Data records:
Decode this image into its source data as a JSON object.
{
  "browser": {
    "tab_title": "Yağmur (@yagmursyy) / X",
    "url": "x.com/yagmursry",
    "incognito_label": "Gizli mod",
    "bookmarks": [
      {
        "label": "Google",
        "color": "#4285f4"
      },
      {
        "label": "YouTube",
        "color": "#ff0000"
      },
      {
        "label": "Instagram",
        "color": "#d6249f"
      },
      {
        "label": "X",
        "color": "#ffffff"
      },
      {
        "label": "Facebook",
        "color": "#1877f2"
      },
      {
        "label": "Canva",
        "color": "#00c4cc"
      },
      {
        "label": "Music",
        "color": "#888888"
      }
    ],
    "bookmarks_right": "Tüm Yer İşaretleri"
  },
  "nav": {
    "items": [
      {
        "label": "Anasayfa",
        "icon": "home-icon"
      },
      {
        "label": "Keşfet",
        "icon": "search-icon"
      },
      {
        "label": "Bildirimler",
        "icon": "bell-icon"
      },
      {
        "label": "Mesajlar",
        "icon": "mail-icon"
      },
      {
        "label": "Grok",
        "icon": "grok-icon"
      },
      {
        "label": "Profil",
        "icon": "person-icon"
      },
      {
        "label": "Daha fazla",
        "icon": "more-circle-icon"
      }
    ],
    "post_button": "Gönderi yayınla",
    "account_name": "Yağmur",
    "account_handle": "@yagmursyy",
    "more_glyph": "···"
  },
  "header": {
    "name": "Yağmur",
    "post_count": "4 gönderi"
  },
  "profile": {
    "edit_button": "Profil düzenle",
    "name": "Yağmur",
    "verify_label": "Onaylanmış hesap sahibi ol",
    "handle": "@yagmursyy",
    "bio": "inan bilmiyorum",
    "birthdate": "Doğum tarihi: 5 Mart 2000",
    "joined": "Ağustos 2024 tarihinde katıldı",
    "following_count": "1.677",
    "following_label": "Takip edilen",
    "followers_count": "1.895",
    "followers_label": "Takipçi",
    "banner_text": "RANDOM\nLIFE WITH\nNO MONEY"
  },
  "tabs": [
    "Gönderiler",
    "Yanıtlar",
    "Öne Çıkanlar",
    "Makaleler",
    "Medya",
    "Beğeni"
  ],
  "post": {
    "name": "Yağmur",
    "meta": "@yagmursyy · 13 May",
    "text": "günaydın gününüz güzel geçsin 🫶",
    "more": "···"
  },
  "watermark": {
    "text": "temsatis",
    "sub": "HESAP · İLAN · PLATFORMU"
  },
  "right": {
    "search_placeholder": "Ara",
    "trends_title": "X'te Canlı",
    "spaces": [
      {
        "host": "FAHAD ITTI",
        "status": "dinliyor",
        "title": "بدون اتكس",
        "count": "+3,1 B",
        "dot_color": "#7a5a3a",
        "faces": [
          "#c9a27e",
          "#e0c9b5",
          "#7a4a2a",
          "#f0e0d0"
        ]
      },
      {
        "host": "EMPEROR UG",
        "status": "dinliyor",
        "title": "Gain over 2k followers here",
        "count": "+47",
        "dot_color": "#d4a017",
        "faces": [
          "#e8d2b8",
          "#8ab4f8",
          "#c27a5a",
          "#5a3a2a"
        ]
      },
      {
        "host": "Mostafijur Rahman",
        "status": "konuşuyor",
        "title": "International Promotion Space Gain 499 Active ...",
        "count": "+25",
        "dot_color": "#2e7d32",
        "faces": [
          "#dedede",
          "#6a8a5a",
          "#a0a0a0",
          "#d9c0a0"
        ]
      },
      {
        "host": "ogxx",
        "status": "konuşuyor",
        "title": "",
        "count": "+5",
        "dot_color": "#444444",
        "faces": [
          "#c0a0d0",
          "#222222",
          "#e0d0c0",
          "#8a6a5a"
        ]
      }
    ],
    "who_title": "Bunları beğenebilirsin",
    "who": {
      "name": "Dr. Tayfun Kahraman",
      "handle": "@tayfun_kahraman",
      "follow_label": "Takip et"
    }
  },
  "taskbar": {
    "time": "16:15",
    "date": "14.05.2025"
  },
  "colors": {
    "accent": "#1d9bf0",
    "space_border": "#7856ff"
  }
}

WHAT YOU NEED TO DO: Check every line of the data above for the string "icon", and copy those that have it.

EXERCISE SOLUTION:
        "icon": "home-icon"
        "icon": "search-icon"
        "icon": "bell-icon"
        "icon": "mail-icon"
        "icon": "grok-icon"
        "icon": "person-icon"
        "icon": "more-circle-icon"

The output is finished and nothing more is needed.